§ EXERCISE OBJECTIVE
All of the entries need to be written out again, exactly as they are.

>> Start

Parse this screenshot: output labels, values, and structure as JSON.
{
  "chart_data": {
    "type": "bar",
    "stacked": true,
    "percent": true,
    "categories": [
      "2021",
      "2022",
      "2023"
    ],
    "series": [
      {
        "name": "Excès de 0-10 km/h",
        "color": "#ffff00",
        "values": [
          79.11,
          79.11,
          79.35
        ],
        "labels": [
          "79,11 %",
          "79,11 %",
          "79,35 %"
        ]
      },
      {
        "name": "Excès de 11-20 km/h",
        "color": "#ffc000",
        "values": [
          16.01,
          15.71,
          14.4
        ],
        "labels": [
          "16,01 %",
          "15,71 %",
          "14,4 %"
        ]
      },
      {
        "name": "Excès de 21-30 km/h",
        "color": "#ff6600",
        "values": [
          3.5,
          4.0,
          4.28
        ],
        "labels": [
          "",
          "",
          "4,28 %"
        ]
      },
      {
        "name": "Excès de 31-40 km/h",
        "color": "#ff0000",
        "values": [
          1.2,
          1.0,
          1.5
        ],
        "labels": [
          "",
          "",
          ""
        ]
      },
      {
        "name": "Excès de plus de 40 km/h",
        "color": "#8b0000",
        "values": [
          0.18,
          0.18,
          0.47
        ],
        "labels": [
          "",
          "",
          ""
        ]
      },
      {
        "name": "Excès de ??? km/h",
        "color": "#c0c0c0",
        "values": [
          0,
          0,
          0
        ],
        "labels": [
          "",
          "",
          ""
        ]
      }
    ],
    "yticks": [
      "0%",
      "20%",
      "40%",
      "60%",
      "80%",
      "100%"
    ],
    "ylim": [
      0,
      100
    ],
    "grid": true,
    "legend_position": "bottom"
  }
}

>> End

§ WRITTEN ANSWER
Parse this screenshot: output labels, values, and structure as JSON.
{
  "chart_data": {
    "type": "bar",
    "stacked": true,
    "percent": true,
    "categories": [
      "2021",
      "2022",
      "2023"
    ],
    "series": [
      {
        "name": "Excès de 0-10 km/h",
        "color": "#ffff00",
        "values": [
          79.11,
          79.11,
          79.35
        ],
        "labels": [
          "79,11 %",
          "79,11 %",
          "79,35 %"
        ]
      },
      {
        "name": "Excès de 11-20 km/h",
        "color": "#ffc000",
        "values": [
          16.01,
          15.71,
          14.4
        ],
        "labels": [
          "16,01 %",
          "15,71 %",
          "14,4 %"
        ]
      },
      {
        "name": "Excès de 21-30 km/h",
        "color": "#ff6600",
        "values": [
          3.5,
          4.0,
          4.28
        ],
        "labels": [
          "",
          "",
          "4,28 %"
        ]
      },
      {
        "name": "Excès de 31-40 km/h",
        "color": "#ff0000",
        "values": [
          1.2,
          1.0,
          1.5
        ],
        "labels": [
          "",
          "",
          ""
        ]
      },
      {
        "name": "Excès de plus de 40 km/h",
        "color": "#8b0000",
        "values": [
          0.18,
          0.18,
          0.47
        ],
        "labels": [
          "",
          "",
          ""
        ]
      },
      {
        "name": "Excès de ??? km/h",
        "color": "#c0c0c0",
        "values": [
          0,
          0,
          0
        ],
        "labels": [
          "",
          "",
          ""
        ]
      }
    ],
    "yticks": [
      "0%",
      "20%",
      "40%",
      "60%",
      "80%",
      "100%"
    ],
    "ylim": [
      0,
      100
    ],
    "grid": true,
    "legend_position": "bottom"
  }
}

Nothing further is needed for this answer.